Exercise description
Report the number of lines that include "marker", with no additional text.

Figure dataset records:
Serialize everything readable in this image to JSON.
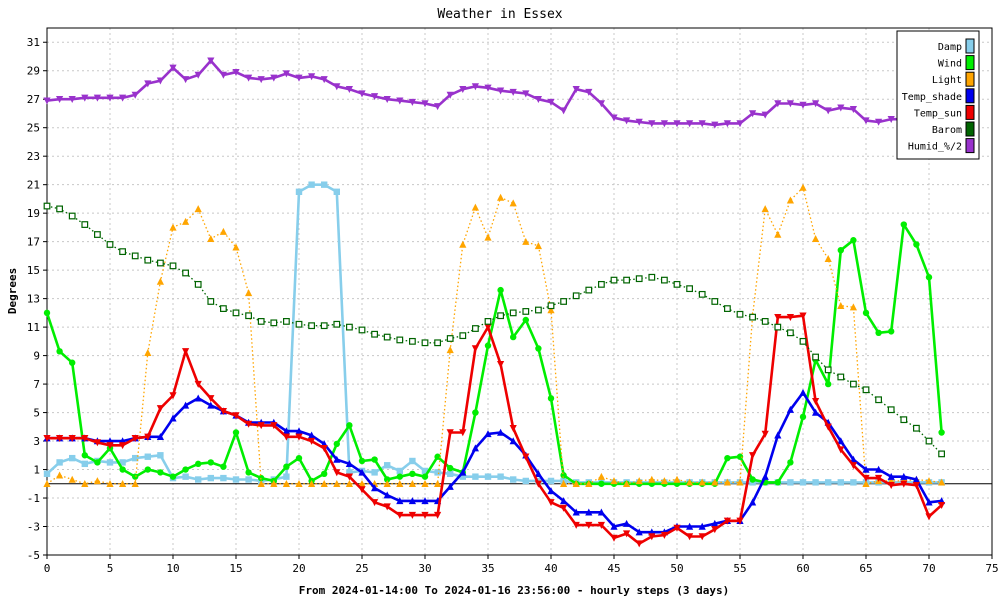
{
  "chart_data": {
    "type": "line",
    "title": "Weather in Essex",
    "xlabel": "From 2024-01-14:00 To 2024-01-16 23:56:00 - hourly steps (3 days)",
    "ylabel": "Degrees",
    "xlim": [
      0,
      75
    ],
    "ylim": [
      -5,
      32
    ],
    "x_ticks": [
      0,
      5,
      10,
      15,
      20,
      25,
      30,
      35,
      40,
      45,
      50,
      55,
      60,
      65,
      70,
      75
    ],
    "y_ticks": [
      -5,
      -3,
      -1,
      1,
      3,
      5,
      7,
      9,
      11,
      13,
      15,
      17,
      19,
      21,
      23,
      25,
      27,
      29,
      31
    ],
    "grid": true,
    "legend_position": "top-right",
    "x": [
      0,
      1,
      2,
      3,
      4,
      5,
      6,
      7,
      8,
      9,
      10,
      11,
      12,
      13,
      14,
      15,
      16,
      17,
      18,
      19,
      20,
      21,
      22,
      23,
      24,
      25,
      26,
      27,
      28,
      29,
      30,
      31,
      32,
      33,
      34,
      35,
      36,
      37,
      38,
      39,
      40,
      41,
      42,
      43,
      44,
      45,
      46,
      47,
      48,
      49,
      50,
      51,
      52,
      53,
      54,
      55,
      56,
      57,
      58,
      59,
      60,
      61,
      62,
      63,
      64,
      65,
      66,
      67,
      68,
      69,
      70,
      71
    ],
    "series": [
      {
        "name": "Damp",
        "color": "#87ceeb",
        "marker": "square",
        "style": "solid",
        "values": [
          0.7,
          1.5,
          1.8,
          1.4,
          1.6,
          1.5,
          1.5,
          1.8,
          1.9,
          2.0,
          0.4,
          0.5,
          0.3,
          0.4,
          0.4,
          0.3,
          0.3,
          0.2,
          0.3,
          0.5,
          20.5,
          21.0,
          21.0,
          20.5,
          0.8,
          0.9,
          0.8,
          1.3,
          0.9,
          1.6,
          0.9,
          0.8,
          0.7,
          0.5,
          0.5,
          0.5,
          0.5,
          0.3,
          0.2,
          0.2,
          0.2,
          0.2,
          0.1,
          0.1,
          0.1,
          0.1,
          0.1,
          0.1,
          0.1,
          0.1,
          0.1,
          0.1,
          0.1,
          0.1,
          0.1,
          0.1,
          0.1,
          0.1,
          0.1,
          0.1,
          0.1,
          0.1,
          0.1,
          0.1,
          0.1,
          0.1,
          0.1,
          0.1,
          0.1,
          0.1,
          0.1,
          0.1
        ]
      },
      {
        "name": "Wind",
        "color": "#00ee00",
        "marker": "circle",
        "style": "solid",
        "values": [
          12.0,
          9.3,
          8.5,
          2.0,
          1.5,
          2.5,
          1.0,
          0.5,
          1.0,
          0.8,
          0.5,
          1.0,
          1.4,
          1.5,
          1.2,
          3.6,
          0.8,
          0.4,
          0.2,
          1.2,
          1.8,
          0.2,
          0.7,
          2.8,
          4.1,
          1.6,
          1.7,
          0.3,
          0.5,
          0.7,
          0.5,
          1.9,
          1.1,
          0.8,
          5.0,
          9.7,
          13.6,
          10.3,
          11.5,
          9.5,
          6.0,
          0.6,
          0.0,
          0.0,
          0.0,
          0.0,
          0.0,
          0.0,
          0.0,
          0.0,
          0.0,
          0.0,
          0.0,
          0.0,
          1.8,
          1.9,
          0.3,
          0.1,
          0.1,
          1.5,
          4.7,
          8.7,
          7.0,
          16.4,
          17.1,
          12.0,
          10.6,
          10.7,
          18.2,
          16.8,
          14.5,
          3.6
        ]
      },
      {
        "name": "Light",
        "color": "#ffa500",
        "marker": "triangle-up",
        "style": "dotted",
        "values": [
          0.0,
          0.6,
          0.3,
          0.0,
          0.2,
          0.0,
          0.0,
          0.0,
          9.2,
          14.2,
          18.0,
          18.4,
          19.3,
          17.2,
          17.7,
          16.6,
          13.4,
          0.0,
          0.0,
          0.0,
          0.0,
          0.0,
          0.0,
          0.0,
          0.0,
          0.0,
          0.0,
          0.0,
          0.0,
          0.0,
          0.0,
          0.0,
          9.4,
          16.8,
          19.4,
          17.3,
          20.1,
          19.7,
          17.0,
          16.7,
          12.2,
          0.0,
          0.0,
          0.0,
          0.5,
          0.2,
          0.0,
          0.2,
          0.3,
          0.2,
          0.3,
          0.1,
          0.1,
          0.1,
          0.1,
          0.1,
          11.8,
          19.3,
          17.5,
          19.9,
          20.8,
          17.2,
          15.8,
          12.5,
          12.4,
          0.0,
          0.2,
          0.2,
          0.2,
          0.3,
          0.2,
          0.1
        ]
      },
      {
        "name": "Temp_shade",
        "color": "#0000ee",
        "marker": "triangle-up",
        "style": "solid",
        "values": [
          3.2,
          3.2,
          3.2,
          3.2,
          3.0,
          3.0,
          3.0,
          3.2,
          3.3,
          3.3,
          4.6,
          5.5,
          6.0,
          5.5,
          5.1,
          4.8,
          4.3,
          4.3,
          4.3,
          3.7,
          3.7,
          3.4,
          2.8,
          1.7,
          1.4,
          0.8,
          -0.3,
          -0.8,
          -1.2,
          -1.2,
          -1.2,
          -1.2,
          -0.2,
          0.8,
          2.5,
          3.5,
          3.6,
          3.0,
          2.0,
          0.7,
          -0.5,
          -1.2,
          -2.0,
          -2.0,
          -2.0,
          -3.0,
          -2.8,
          -3.4,
          -3.4,
          -3.4,
          -3.0,
          -3.0,
          -3.0,
          -2.8,
          -2.6,
          -2.6,
          -1.3,
          0.5,
          3.4,
          5.2,
          6.4,
          5.0,
          4.3,
          3.0,
          1.7,
          1.0,
          1.0,
          0.5,
          0.5,
          0.3,
          -1.3,
          -1.2
        ]
      },
      {
        "name": "Temp_sun",
        "color": "#ee0000",
        "marker": "triangle-down",
        "style": "solid",
        "values": [
          3.2,
          3.2,
          3.2,
          3.2,
          2.9,
          2.7,
          2.7,
          3.2,
          3.3,
          5.3,
          6.2,
          9.3,
          7.0,
          6.0,
          5.1,
          4.8,
          4.2,
          4.1,
          4.1,
          3.3,
          3.3,
          3.0,
          2.5,
          0.8,
          0.5,
          -0.4,
          -1.3,
          -1.6,
          -2.2,
          -2.2,
          -2.2,
          -2.2,
          3.6,
          3.6,
          9.5,
          11.0,
          8.4,
          3.9,
          1.9,
          0.0,
          -1.3,
          -1.7,
          -2.9,
          -2.9,
          -2.9,
          -3.8,
          -3.5,
          -4.2,
          -3.7,
          -3.6,
          -3.1,
          -3.7,
          -3.7,
          -3.2,
          -2.6,
          -2.6,
          2.0,
          3.5,
          11.7,
          11.7,
          11.8,
          5.8,
          4.0,
          2.4,
          1.3,
          0.4,
          0.4,
          -0.1,
          0.0,
          -0.1,
          -2.3,
          -1.5
        ]
      },
      {
        "name": "Barom",
        "color": "#006400",
        "marker": "open-square",
        "style": "dotted",
        "values": [
          19.5,
          19.3,
          18.8,
          18.2,
          17.5,
          16.8,
          16.3,
          16.0,
          15.7,
          15.5,
          15.3,
          14.8,
          14.0,
          12.8,
          12.3,
          12.0,
          11.8,
          11.4,
          11.3,
          11.4,
          11.2,
          11.1,
          11.1,
          11.2,
          11.0,
          10.8,
          10.5,
          10.3,
          10.1,
          10.0,
          9.9,
          9.9,
          10.2,
          10.4,
          10.9,
          11.4,
          11.8,
          12.0,
          12.1,
          12.2,
          12.5,
          12.8,
          13.2,
          13.6,
          14.0,
          14.3,
          14.3,
          14.4,
          14.5,
          14.3,
          14.0,
          13.7,
          13.3,
          12.8,
          12.3,
          11.9,
          11.7,
          11.4,
          11.0,
          10.6,
          10.0,
          8.9,
          8.0,
          7.5,
          7.0,
          6.6,
          5.9,
          5.2,
          4.5,
          3.9,
          3.0,
          2.1
        ]
      },
      {
        "name": "Humid_%/2",
        "color": "#9932cc",
        "marker": "triangle-down",
        "style": "solid",
        "values": [
          26.9,
          27.0,
          27.0,
          27.1,
          27.1,
          27.1,
          27.1,
          27.3,
          28.1,
          28.3,
          29.2,
          28.4,
          28.7,
          29.7,
          28.7,
          28.9,
          28.5,
          28.4,
          28.5,
          28.8,
          28.5,
          28.6,
          28.4,
          27.9,
          27.7,
          27.4,
          27.2,
          27.0,
          26.9,
          26.8,
          26.7,
          26.5,
          27.3,
          27.7,
          27.9,
          27.8,
          27.6,
          27.5,
          27.4,
          27.0,
          26.8,
          26.2,
          27.7,
          27.5,
          26.7,
          25.7,
          25.5,
          25.4,
          25.3,
          25.3,
          25.3,
          25.3,
          25.3,
          25.2,
          25.3,
          25.3,
          26.0,
          25.9,
          26.7,
          26.7,
          26.6,
          26.7,
          26.2,
          26.4,
          26.3,
          25.5,
          25.4,
          25.6,
          25.6,
          25.6,
          25.7,
          25.6
        ]
      }
    ]
  }
}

Solution for this problem
7